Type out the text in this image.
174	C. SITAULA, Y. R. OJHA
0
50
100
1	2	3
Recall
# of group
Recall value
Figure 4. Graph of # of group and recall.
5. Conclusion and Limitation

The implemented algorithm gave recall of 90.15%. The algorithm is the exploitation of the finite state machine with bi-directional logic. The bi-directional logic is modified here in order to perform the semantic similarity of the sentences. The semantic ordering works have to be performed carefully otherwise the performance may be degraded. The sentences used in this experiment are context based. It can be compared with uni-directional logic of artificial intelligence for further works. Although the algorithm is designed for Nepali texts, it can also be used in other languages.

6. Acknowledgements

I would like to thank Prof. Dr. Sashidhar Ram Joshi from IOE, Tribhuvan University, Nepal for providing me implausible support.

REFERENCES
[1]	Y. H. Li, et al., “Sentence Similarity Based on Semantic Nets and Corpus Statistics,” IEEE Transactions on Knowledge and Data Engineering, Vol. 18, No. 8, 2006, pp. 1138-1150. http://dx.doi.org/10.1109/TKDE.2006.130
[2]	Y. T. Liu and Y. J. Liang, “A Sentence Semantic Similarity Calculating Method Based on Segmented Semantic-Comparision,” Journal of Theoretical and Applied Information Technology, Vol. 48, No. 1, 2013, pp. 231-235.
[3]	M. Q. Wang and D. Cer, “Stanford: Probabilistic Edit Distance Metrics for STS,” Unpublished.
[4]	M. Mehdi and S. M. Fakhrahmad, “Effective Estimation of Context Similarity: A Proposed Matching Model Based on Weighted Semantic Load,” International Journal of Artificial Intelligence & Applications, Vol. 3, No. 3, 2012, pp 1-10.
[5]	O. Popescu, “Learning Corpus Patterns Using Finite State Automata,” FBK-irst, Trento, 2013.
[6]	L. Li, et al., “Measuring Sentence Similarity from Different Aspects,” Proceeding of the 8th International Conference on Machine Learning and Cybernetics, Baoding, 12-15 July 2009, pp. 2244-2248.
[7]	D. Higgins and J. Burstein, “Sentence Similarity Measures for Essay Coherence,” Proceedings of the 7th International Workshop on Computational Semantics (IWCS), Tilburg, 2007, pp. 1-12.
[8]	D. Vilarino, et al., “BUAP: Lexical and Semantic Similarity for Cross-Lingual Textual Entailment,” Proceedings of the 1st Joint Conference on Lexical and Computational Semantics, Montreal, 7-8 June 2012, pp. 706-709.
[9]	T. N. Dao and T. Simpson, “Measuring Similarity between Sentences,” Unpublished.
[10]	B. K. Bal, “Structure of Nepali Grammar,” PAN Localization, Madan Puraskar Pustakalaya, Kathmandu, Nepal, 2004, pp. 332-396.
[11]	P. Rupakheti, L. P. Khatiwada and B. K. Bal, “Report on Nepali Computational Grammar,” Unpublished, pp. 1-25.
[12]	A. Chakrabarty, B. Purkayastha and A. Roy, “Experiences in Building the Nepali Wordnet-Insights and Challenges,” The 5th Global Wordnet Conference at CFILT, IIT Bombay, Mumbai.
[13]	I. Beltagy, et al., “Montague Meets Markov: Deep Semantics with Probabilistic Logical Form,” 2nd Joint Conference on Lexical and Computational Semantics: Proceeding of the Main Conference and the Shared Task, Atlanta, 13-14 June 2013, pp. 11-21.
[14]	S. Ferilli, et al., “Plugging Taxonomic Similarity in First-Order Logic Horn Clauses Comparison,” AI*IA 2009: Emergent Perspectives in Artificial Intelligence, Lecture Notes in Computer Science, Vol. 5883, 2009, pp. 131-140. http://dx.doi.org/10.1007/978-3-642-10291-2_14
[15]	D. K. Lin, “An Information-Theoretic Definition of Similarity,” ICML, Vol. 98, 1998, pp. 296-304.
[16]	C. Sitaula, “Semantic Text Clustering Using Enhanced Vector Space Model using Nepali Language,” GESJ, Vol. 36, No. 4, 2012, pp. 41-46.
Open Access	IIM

- - -

Go through the records above, find every line with the word "Measuring", and list those lines.

[6]	L. Li, et al., “Measuring Sentence Similarity from Different Aspects,” Proceeding of the 8th International Conference on Machine Learning and Cybernetics, Baoding, 12-15 July 2009, pp. 2244-2248.
[9]	T. N. Dao and T. Simpson, “Measuring Similarity between Sentences,” Unpublished.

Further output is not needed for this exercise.